### [What is expected]
Copy out the listing that follows, exactly, without its pictures.

### [Data excerpts]
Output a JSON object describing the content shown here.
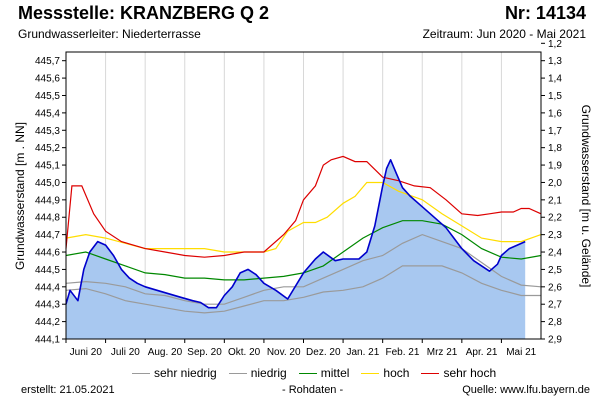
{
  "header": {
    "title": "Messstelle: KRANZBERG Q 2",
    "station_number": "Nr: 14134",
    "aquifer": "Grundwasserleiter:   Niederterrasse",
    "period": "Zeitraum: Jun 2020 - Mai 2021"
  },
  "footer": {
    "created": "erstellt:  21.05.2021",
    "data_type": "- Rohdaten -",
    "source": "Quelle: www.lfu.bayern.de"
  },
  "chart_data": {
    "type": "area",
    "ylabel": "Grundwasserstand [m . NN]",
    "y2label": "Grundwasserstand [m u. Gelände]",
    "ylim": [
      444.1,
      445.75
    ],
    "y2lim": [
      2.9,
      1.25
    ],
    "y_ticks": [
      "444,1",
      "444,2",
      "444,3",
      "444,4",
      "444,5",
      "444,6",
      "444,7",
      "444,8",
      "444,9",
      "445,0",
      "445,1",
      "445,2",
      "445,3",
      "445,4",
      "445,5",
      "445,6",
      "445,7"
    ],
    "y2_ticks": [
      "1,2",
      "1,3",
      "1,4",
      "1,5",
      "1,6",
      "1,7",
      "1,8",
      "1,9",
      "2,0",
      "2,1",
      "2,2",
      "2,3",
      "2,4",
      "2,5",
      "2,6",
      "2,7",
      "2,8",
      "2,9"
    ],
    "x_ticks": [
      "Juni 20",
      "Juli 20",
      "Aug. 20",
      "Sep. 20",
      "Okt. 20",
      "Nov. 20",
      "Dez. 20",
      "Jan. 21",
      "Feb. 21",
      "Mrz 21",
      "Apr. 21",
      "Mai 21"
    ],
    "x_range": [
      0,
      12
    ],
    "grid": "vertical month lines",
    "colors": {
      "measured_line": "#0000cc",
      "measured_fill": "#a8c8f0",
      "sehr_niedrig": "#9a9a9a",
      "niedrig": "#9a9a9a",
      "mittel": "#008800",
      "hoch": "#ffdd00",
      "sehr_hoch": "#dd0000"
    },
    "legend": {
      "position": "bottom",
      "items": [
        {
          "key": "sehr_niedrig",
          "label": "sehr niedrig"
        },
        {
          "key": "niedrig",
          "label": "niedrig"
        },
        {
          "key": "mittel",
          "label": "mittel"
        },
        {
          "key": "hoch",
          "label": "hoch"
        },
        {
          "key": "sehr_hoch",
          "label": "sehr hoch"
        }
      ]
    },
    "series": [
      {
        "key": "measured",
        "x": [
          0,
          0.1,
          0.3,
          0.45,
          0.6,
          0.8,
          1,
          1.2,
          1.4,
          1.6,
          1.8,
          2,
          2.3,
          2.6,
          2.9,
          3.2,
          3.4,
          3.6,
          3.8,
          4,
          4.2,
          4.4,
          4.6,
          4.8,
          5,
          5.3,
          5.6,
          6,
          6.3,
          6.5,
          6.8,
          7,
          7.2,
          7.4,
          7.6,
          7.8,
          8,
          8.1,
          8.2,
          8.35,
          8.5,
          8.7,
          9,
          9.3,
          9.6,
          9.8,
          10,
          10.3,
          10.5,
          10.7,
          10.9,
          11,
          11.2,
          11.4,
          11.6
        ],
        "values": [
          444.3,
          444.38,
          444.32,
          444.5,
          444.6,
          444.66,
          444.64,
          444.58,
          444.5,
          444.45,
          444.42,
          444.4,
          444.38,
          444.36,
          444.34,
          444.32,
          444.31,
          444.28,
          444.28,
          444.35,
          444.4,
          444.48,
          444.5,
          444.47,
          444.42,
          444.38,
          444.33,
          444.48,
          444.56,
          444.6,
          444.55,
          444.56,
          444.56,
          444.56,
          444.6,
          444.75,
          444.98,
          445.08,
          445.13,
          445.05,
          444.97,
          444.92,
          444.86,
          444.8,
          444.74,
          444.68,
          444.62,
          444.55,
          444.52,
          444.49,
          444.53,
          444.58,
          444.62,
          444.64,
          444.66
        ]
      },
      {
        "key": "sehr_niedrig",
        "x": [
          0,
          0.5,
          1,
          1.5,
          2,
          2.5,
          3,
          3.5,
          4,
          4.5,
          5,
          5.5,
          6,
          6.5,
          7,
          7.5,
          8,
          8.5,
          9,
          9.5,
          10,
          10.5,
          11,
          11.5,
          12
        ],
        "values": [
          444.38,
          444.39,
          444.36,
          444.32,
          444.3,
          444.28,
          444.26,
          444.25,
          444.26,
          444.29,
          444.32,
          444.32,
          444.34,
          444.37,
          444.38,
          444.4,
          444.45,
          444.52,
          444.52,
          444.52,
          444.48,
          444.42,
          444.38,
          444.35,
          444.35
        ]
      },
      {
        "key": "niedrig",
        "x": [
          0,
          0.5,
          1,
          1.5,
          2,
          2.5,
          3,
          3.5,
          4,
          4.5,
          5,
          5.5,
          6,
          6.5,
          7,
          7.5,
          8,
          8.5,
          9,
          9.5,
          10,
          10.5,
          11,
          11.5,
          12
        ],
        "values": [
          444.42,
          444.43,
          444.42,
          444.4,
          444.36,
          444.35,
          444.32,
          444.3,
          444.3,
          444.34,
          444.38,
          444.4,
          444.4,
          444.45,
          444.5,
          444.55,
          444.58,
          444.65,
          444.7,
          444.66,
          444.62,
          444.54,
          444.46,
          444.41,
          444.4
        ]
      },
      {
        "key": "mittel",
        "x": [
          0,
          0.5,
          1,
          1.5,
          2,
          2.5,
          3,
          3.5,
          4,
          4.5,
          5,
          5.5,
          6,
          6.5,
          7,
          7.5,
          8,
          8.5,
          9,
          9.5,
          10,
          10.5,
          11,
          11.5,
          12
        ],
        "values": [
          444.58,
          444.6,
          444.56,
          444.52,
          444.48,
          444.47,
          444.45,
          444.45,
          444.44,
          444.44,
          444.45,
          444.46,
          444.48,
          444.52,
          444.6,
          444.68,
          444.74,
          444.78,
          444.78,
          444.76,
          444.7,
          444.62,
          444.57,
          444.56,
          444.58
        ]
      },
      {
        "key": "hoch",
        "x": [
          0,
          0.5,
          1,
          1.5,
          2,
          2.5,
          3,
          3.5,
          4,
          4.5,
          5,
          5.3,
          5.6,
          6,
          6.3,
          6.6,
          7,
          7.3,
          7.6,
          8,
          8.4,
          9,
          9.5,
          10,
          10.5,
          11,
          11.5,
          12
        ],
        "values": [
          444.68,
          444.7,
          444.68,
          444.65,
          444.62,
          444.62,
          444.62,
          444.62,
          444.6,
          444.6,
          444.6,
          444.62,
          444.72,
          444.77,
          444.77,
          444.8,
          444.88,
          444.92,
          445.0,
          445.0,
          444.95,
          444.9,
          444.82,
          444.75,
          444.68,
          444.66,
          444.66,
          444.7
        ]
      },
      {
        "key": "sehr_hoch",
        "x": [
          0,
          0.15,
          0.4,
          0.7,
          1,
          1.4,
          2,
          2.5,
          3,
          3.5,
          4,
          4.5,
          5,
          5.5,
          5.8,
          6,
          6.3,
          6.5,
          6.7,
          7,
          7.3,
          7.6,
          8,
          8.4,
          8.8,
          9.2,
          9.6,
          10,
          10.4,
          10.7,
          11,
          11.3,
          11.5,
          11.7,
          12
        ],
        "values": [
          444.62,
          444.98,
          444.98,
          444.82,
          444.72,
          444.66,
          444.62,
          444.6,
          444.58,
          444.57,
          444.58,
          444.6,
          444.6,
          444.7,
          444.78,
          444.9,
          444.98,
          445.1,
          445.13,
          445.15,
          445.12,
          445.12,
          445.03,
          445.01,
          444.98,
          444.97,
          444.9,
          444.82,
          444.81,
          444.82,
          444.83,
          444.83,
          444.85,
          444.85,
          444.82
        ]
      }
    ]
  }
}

### [The solution]
Output a JSON object describing the content shown here.
{
  "header": {
    "title": "Messstelle: KRANZBERG Q 2",
    "station_number": "Nr: 14134",
    "aquifer": "Grundwasserleiter:   Niederterrasse",
    "period": "Zeitraum: Jun 2020 - Mai 2021"
  },
  "footer": {
    "created": "erstellt:  21.05.2021",
    "data_type": "- Rohdaten -",
    "source": "Quelle: www.lfu.bayern.de"
  },
  "chart_data": {
    "type": "area",
    "ylabel": "Grundwasserstand [m . NN]",
    "y2label": "Grundwasserstand [m u. Gelände]",
    "ylim": [
      444.1,
      445.75
    ],
    "y2lim": [
      2.9,
      1.25
    ],
    "y_ticks": [
      "444,1",
      "444,2",
      "444,3",
      "444,4",
      "444,5",
      "444,6",
      "444,7",
      "444,8",
      "444,9",
      "445,0",
      "445,1",
      "445,2",
      "445,3",
      "445,4",
      "445,5",
      "445,6",
      "445,7"
    ],
    "y2_ticks": [
      "1,2",
      "1,3",
      "1,4",
      "1,5",
      "1,6",
      "1,7",
      "1,8",
      "1,9",
      "2,0",
      "2,1",
      "2,2",
      "2,3",
      "2,4",
      "2,5",
      "2,6",
      "2,7",
      "2,8",
      "2,9"
    ],
    "x_ticks": [
      "Juni 20",
      "Juli 20",
      "Aug. 20",
      "Sep. 20",
      "Okt. 20",
      "Nov. 20",
      "Dez. 20",
      "Jan. 21",
      "Feb. 21",
      "Mrz 21",
      "Apr. 21",
      "Mai 21"
    ],
    "x_range": [
      0,
      12
    ],
    "grid": "vertical month lines",
    "colors": {
      "measured_line": "#0000cc",
      "measured_fill": "#a8c8f0",
      "sehr_niedrig": "#9a9a9a",
      "niedrig": "#9a9a9a",
      "mittel": "#008800",
      "hoch": "#ffdd00",
      "sehr_hoch": "#dd0000"
    },
    "legend": {
      "position": "bottom",
      "items": [
        {
          "key": "sehr_niedrig",
          "label": "sehr niedrig"
        },
        {
          "key": "niedrig",
          "label": "niedrig"
        },
        {
          "key": "mittel",
          "label": "mittel"
        },
        {
          "key": "hoch",
          "label": "hoch"
        },
        {
          "key": "sehr_hoch",
          "label": "sehr hoch"
        }
      ]
    },
    "series": [
      {
        "key": "measured",
        "x": [
          0,
          0.1,
          0.3,
          0.45,
          0.6,
          0.8,
          1,
          1.2,
          1.4,
          1.6,
          1.8,
          2,
          2.3,
          2.6,
          2.9,
          3.2,
          3.4,
          3.6,
          3.8,
          4,
          4.2,
          4.4,
          4.6,
          4.8,
          5,
          5.3,
          5.6,
          6,
          6.3,
          6.5,
          6.8,
          7,
          7.2,
          7.4,
          7.6,
          7.8,
          8,
          8.1,
          8.2,
          8.35,
          8.5,
          8.7,
          9,
          9.3,
          9.6,
          9.8,
          10,
          10.3,
          10.5,
          10.7,
          10.9,
          11,
          11.2,
          11.4,
          11.6
        ],
        "values": [
          444.3,
          444.38,
          444.32,
          444.5,
          444.6,
          444.66,
          444.64,
          444.58,
          444.5,
          444.45,
          444.42,
          444.4,
          444.38,
          444.36,
          444.34,
          444.32,
          444.31,
          444.28,
          444.28,
          444.35,
          444.4,
          444.48,
          444.5,
          444.47,
          444.42,
          444.38,
          444.33,
          444.48,
          444.56,
          444.6,
          444.55,
          444.56,
          444.56,
          444.56,
          444.6,
          444.75,
          444.98,
          445.08,
          445.13,
          445.05,
          444.97,
          444.92,
          444.86,
          444.8,
          444.74,
          444.68,
          444.62,
          444.55,
          444.52,
          444.49,
          444.53,
          444.58,
          444.62,
          444.64,
          444.66
        ]
      },
      {
        "key": "sehr_niedrig",
        "x": [
          0,
          0.5,
          1,
          1.5,
          2,
          2.5,
          3,
          3.5,
          4,
          4.5,
          5,
          5.5,
          6,
          6.5,
          7,
          7.5,
          8,
          8.5,
          9,
          9.5,
          10,
          10.5,
          11,
          11.5,
          12
        ],
        "values": [
          444.38,
          444.39,
          444.36,
          444.32,
          444.3,
          444.28,
          444.26,
          444.25,
          444.26,
          444.29,
          444.32,
          444.32,
          444.34,
          444.37,
          444.38,
          444.4,
          444.45,
          444.52,
          444.52,
          444.52,
          444.48,
          444.42,
          444.38,
          444.35,
          444.35
        ]
      },
      {
        "key": "niedrig",
        "x": [
          0,
          0.5,
          1,
          1.5,
          2,
          2.5,
          3,
          3.5,
          4,
          4.5,
          5,
          5.5,
          6,
          6.5,
          7,
          7.5,
          8,
          8.5,
          9,
          9.5,
          10,
          10.5,
          11,
          11.5,
          12
        ],
        "values": [
          444.42,
          444.43,
          444.42,
          444.4,
          444.36,
          444.35,
          444.32,
          444.3,
          444.3,
          444.34,
          444.38,
          444.4,
          444.4,
          444.45,
          444.5,
          444.55,
          444.58,
          444.65,
          444.7,
          444.66,
          444.62,
          444.54,
          444.46,
          444.41,
          444.4
        ]
      },
      {
        "key": "mittel",
        "x": [
          0,
          0.5,
          1,
          1.5,
          2,
          2.5,
          3,
          3.5,
          4,
          4.5,
          5,
          5.5,
          6,
          6.5,
          7,
          7.5,
          8,
          8.5,
          9,
          9.5,
          10,
          10.5,
          11,
          11.5,
          12
        ],
        "values": [
          444.58,
          444.6,
          444.56,
          444.52,
          444.48,
          444.47,
          444.45,
          444.45,
          444.44,
          444.44,
          444.45,
          444.46,
          444.48,
          444.52,
          444.6,
          444.68,
          444.74,
          444.78,
          444.78,
          444.76,
          444.7,
          444.62,
          444.57,
          444.56,
          444.58
        ]
      },
      {
        "key": "hoch",
        "x": [
          0,
          0.5,
          1,
          1.5,
          2,
          2.5,
          3,
          3.5,
          4,
          4.5,
          5,
          5.3,
          5.6,
          6,
          6.3,
          6.6,
          7,
          7.3,
          7.6,
          8,
          8.4,
          9,
          9.5,
          10,
          10.5,
          11,
          11.5,
          12
        ],
        "values": [
          444.68,
          444.7,
          444.68,
          444.65,
          444.62,
          444.62,
          444.62,
          444.62,
          444.6,
          444.6,
          444.6,
          444.62,
          444.72,
          444.77,
          444.77,
          444.8,
          444.88,
          444.92,
          445.0,
          445.0,
          444.95,
          444.9,
          444.82,
          444.75,
          444.68,
          444.66,
          444.66,
          444.7
        ]
      },
      {
        "key": "sehr_hoch",
        "x": [
          0,
          0.15,
          0.4,
          0.7,
          1,
          1.4,
          2,
          2.5,
          3,
          3.5,
          4,
          4.5,
          5,
          5.5,
          5.8,
          6,
          6.3,
          6.5,
          6.7,
          7,
          7.3,
          7.6,
          8,
          8.4,
          8.8,
          9.2,
          9.6,
          10,
          10.4,
          10.7,
          11,
          11.3,
          11.5,
          11.7,
          12
        ],
        "values": [
          444.62,
          444.98,
          444.98,
          444.82,
          444.72,
          444.66,
          444.62,
          444.6,
          444.58,
          444.57,
          444.58,
          444.6,
          444.6,
          444.7,
          444.78,
          444.9,
          444.98,
          445.1,
          445.13,
          445.15,
          445.12,
          445.12,
          445.03,
          445.01,
          444.98,
          444.97,
          444.9,
          444.82,
          444.81,
          444.82,
          444.83,
          444.83,
          444.85,
          444.85,
          444.82
        ]
      }
    ]
  }
}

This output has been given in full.